BEGIN GIVEN RECORDS

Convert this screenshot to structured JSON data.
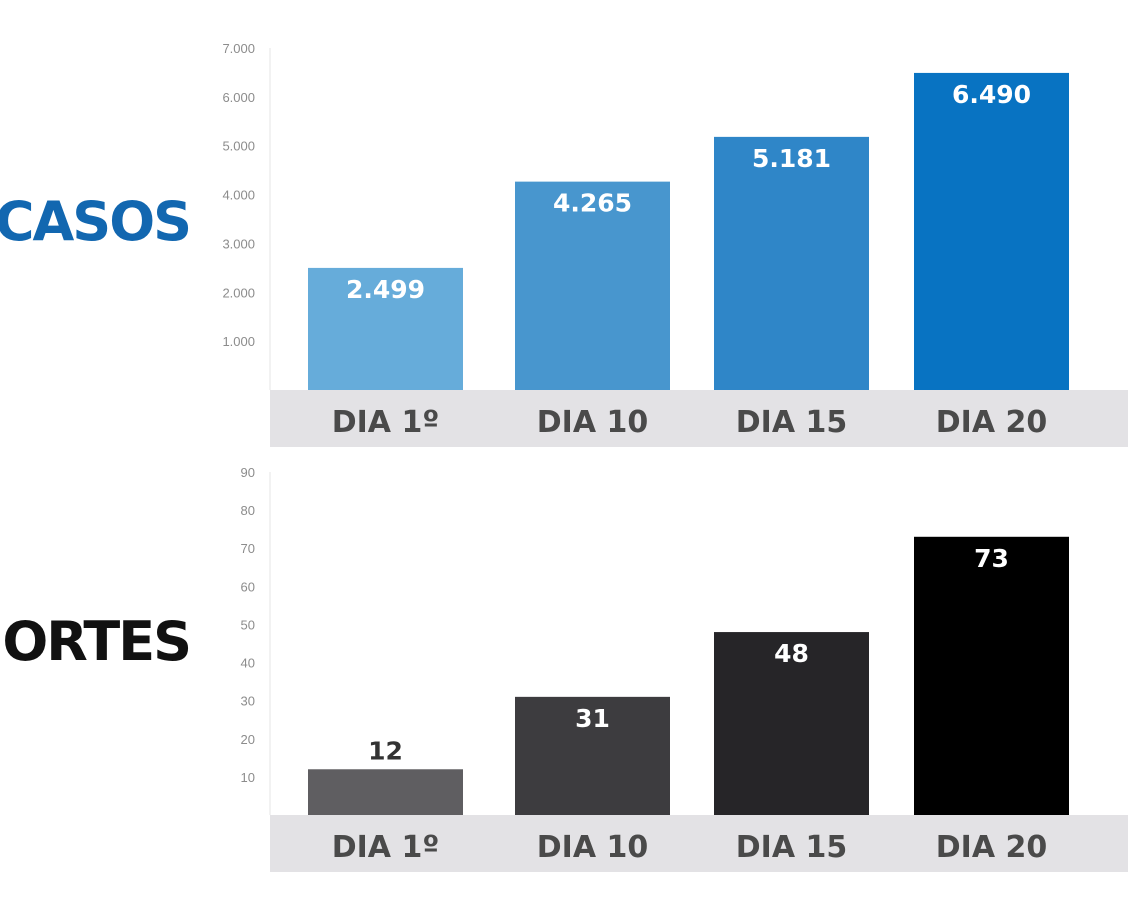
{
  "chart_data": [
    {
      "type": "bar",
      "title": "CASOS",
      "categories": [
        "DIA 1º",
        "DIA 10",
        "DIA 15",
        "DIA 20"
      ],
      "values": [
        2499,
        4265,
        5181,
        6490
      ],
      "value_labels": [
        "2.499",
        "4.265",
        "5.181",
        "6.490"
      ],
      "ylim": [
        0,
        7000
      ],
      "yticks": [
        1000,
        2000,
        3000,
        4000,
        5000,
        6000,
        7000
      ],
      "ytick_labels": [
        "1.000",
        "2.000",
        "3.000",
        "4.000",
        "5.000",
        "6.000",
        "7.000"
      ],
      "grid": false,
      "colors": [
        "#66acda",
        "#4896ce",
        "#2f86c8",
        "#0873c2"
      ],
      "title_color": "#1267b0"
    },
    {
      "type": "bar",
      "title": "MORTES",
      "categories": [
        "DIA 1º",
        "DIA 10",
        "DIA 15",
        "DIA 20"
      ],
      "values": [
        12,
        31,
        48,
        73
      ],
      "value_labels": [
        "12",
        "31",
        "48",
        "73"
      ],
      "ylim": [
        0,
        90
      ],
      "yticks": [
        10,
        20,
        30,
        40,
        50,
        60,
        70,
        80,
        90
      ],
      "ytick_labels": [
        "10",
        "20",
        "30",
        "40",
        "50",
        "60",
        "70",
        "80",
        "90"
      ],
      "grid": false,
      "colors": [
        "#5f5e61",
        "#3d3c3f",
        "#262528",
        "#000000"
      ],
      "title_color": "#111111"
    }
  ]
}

END GIVEN RECORDS

TASK PROMPT.
Copy out the entries verbatim and leave the images out.

WRITTEN SOLUTION.
Convert this screenshot to structured JSON data.
{
  "chart_data": [
    {
      "type": "bar",
      "title": "CASOS",
      "categories": [
        "DIA 1º",
        "DIA 10",
        "DIA 15",
        "DIA 20"
      ],
      "values": [
        2499,
        4265,
        5181,
        6490
      ],
      "value_labels": [
        "2.499",
        "4.265",
        "5.181",
        "6.490"
      ],
      "ylim": [
        0,
        7000
      ],
      "yticks": [
        1000,
        2000,
        3000,
        4000,
        5000,
        6000,
        7000
      ],
      "ytick_labels": [
        "1.000",
        "2.000",
        "3.000",
        "4.000",
        "5.000",
        "6.000",
        "7.000"
      ],
      "grid": false,
      "colors": [
        "#66acda",
        "#4896ce",
        "#2f86c8",
        "#0873c2"
      ],
      "title_color": "#1267b0"
    },
    {
      "type": "bar",
      "title": "MORTES",
      "categories": [
        "DIA 1º",
        "DIA 10",
        "DIA 15",
        "DIA 20"
      ],
      "values": [
        12,
        31,
        48,
        73
      ],
      "value_labels": [
        "12",
        "31",
        "48",
        "73"
      ],
      "ylim": [
        0,
        90
      ],
      "yticks": [
        10,
        20,
        30,
        40,
        50,
        60,
        70,
        80,
        90
      ],
      "ytick_labels": [
        "10",
        "20",
        "30",
        "40",
        "50",
        "60",
        "70",
        "80",
        "90"
      ],
      "grid": false,
      "colors": [
        "#5f5e61",
        "#3d3c3f",
        "#262528",
        "#000000"
      ],
      "title_color": "#111111"
    }
  ]
}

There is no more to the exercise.